* Passage for review

Future trials should adopt strategies to ensure that the chosen outcomes will be relevant to patients. For example future studies with older people could include fear of falling, which can decrease quality of life, lead to less activity and hereby in turn increase the risk of falling due to functional decline [30], [31].


Conclusions

In conclusion, we did not find any convincing evidence for the effectiveness of therapeutic climbing or sport climbing to prevent or treat health problems. Future studies should have a sufficient sample size and use patient important outcomes. They should be registered prospectively in order to prevent selective outcome reporting. Publications should be reported in accordance with the CONSORT statement to allow proper assessment and include detailed information on the interventions that are used.


List of abbreviations

CES-D: Center for Epidemiologic Studies Depression Scale

EDSSpyr: Expanded Disability Status Scale pyramidal function score

FFbH-R: Hannover functional ability questionnaire for measuring back-pain related disability

MAS: Modified Ashworth Scale

MD: Mean difference

MFI: Modified Fatigue Impact Scale

SD: Standard deviation

SPPC: Self-Perception Profile for Children


Notes

Acknowledgements

We thank Dawid Pieper for assessing eligibility of a Polish article and Mona Nasser for arbitration in case of disagreements between the authors.

Competing interests

RB and DF work for an independent German evidence assessment agency that conducts health technology assessments and publishes consumer health information. RB is a sports climber. No financial support was received for this review.

* Directions
In the passage on climbing as therapy, what does the conclusion say was found about the effectiveness of therapeutic climbing or sport climbing for preventing or treating health problems?

Page layout parsing data:
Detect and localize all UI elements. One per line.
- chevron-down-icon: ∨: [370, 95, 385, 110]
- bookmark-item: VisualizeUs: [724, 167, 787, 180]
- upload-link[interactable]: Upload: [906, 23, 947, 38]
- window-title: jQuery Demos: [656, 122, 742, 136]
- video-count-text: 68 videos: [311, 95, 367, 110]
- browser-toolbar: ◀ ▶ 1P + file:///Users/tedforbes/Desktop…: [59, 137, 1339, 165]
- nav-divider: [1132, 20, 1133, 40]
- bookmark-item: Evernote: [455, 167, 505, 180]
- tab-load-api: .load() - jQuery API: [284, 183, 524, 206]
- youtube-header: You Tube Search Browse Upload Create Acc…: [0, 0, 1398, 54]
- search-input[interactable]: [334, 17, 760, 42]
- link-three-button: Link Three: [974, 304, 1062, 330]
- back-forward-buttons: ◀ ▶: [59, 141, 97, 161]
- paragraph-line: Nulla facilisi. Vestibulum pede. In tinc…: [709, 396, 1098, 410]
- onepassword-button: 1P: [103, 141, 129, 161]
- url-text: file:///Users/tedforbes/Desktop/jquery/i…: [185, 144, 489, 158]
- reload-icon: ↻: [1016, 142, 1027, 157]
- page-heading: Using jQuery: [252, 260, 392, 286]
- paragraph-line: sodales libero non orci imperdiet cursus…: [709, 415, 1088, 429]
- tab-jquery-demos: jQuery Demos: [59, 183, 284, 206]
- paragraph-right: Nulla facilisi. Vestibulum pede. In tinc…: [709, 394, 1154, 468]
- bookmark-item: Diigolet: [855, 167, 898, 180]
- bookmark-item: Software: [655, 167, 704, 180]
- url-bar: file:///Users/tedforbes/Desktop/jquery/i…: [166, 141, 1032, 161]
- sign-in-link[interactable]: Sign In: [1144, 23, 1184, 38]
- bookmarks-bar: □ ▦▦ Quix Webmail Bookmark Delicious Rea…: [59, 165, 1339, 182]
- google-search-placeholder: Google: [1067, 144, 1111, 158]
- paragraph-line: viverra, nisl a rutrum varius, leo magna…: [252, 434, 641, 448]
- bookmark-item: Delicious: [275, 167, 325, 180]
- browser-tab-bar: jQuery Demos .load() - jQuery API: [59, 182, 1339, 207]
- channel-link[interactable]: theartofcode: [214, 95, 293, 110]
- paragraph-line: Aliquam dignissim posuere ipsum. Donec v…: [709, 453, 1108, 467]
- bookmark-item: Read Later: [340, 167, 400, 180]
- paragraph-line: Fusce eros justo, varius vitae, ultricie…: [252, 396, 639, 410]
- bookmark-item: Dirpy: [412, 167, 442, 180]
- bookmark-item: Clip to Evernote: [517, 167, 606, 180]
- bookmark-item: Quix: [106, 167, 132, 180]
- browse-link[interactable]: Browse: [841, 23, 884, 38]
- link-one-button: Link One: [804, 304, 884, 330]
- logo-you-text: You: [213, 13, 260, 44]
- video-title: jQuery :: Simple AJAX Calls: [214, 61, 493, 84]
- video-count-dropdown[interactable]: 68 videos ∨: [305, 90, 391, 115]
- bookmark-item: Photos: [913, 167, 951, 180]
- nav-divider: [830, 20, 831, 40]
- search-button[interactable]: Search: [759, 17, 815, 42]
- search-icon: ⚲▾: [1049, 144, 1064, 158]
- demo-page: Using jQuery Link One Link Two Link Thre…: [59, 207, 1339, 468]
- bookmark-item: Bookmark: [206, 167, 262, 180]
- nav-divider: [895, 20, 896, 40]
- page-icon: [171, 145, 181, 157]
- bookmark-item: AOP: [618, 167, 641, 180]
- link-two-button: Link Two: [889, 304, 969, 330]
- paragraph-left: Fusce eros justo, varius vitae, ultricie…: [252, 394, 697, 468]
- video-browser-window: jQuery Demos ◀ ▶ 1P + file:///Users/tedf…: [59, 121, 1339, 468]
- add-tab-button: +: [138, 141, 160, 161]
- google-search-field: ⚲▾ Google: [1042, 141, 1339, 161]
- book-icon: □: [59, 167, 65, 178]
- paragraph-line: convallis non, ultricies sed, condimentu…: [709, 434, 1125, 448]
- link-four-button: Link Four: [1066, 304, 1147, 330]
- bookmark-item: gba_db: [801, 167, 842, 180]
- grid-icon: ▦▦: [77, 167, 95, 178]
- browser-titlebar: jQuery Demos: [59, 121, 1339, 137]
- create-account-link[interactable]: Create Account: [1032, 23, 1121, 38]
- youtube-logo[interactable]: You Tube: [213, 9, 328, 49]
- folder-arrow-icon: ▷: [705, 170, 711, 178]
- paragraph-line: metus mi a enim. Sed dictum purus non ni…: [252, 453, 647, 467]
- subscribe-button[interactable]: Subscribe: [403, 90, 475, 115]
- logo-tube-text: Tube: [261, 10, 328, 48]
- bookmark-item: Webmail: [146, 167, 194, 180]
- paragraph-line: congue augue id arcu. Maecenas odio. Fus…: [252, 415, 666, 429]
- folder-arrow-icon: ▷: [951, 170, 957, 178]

* Response to this exercise
No convincing evidence was found for its effectiveness.